Short exercise: Give back the records below exactly, every one, with no pictures.

Dataset extract:
## START
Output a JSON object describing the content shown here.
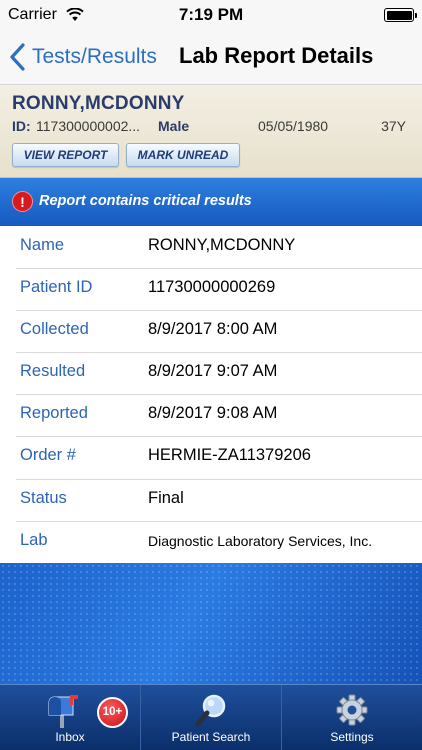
{
  "status_bar": {
    "carrier": "Carrier",
    "time": "7:19 PM"
  },
  "nav": {
    "back_label": "Tests/Results",
    "title": "Lab Report Details"
  },
  "patient": {
    "name": "RONNY,MCDONNY",
    "id_label": "ID:",
    "id_value": "117300000002...",
    "sex": "Male",
    "dob": "05/05/1980",
    "age": "37Y",
    "view_report_label": "VIEW REPORT",
    "mark_unread_label": "MARK UNREAD"
  },
  "alert": {
    "text": "Report contains critical results",
    "icon": "!"
  },
  "details": [
    {
      "label": "Name",
      "value": "RONNY,MCDONNY"
    },
    {
      "label": "Patient ID",
      "value": "11730000000269"
    },
    {
      "label": "Collected",
      "value": "8/9/2017 8:00 AM"
    },
    {
      "label": "Resulted",
      "value": "8/9/2017 9:07 AM"
    },
    {
      "label": "Reported",
      "value": "8/9/2017 9:08 AM"
    },
    {
      "label": "Order #",
      "value": "HERMIE-ZA11379206"
    },
    {
      "label": "Status",
      "value": "Final"
    },
    {
      "label": "Lab",
      "value": "Diagnostic Laboratory Services, Inc."
    }
  ],
  "tab_bar": {
    "tabs": [
      {
        "label": "Inbox",
        "icon": "mailbox-icon",
        "badge": "10+"
      },
      {
        "label": "Patient Search",
        "icon": "magnifier-icon"
      },
      {
        "label": "Settings",
        "icon": "gear-icon"
      }
    ]
  },
  "colors": {
    "accent": "#2e64b6",
    "banner": "#1f6ad3",
    "tab_bar": "#0b2f6a",
    "badge": "#d8191f"
  }
}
## END
Task answer:
Output a JSON object describing the content shown here.
{
  "status_bar": {
    "carrier": "Carrier",
    "time": "7:19 PM"
  },
  "nav": {
    "back_label": "Tests/Results",
    "title": "Lab Report Details"
  },
  "patient": {
    "name": "RONNY,MCDONNY",
    "id_label": "ID:",
    "id_value": "117300000002...",
    "sex": "Male",
    "dob": "05/05/1980",
    "age": "37Y",
    "view_report_label": "VIEW REPORT",
    "mark_unread_label": "MARK UNREAD"
  },
  "alert": {
    "text": "Report contains critical results",
    "icon": "!"
  },
  "details": [
    {
      "label": "Name",
      "value": "RONNY,MCDONNY"
    },
    {
      "label": "Patient ID",
      "value": "11730000000269"
    },
    {
      "label": "Collected",
      "value": "8/9/2017 8:00 AM"
    },
    {
      "label": "Resulted",
      "value": "8/9/2017 9:07 AM"
    },
    {
      "label": "Reported",
      "value": "8/9/2017 9:08 AM"
    },
    {
      "label": "Order #",
      "value": "HERMIE-ZA11379206"
    },
    {
      "label": "Status",
      "value": "Final"
    },
    {
      "label": "Lab",
      "value": "Diagnostic Laboratory Services, Inc."
    }
  ],
  "tab_bar": {
    "tabs": [
      {
        "label": "Inbox",
        "icon": "mailbox-icon",
        "badge": "10+"
      },
      {
        "label": "Patient Search",
        "icon": "magnifier-icon"
      },
      {
        "label": "Settings",
        "icon": "gear-icon"
      }
    ]
  },
  "colors": {
    "accent": "#2e64b6",
    "banner": "#1f6ad3",
    "tab_bar": "#0b2f6a",
    "badge": "#d8191f"
  }
}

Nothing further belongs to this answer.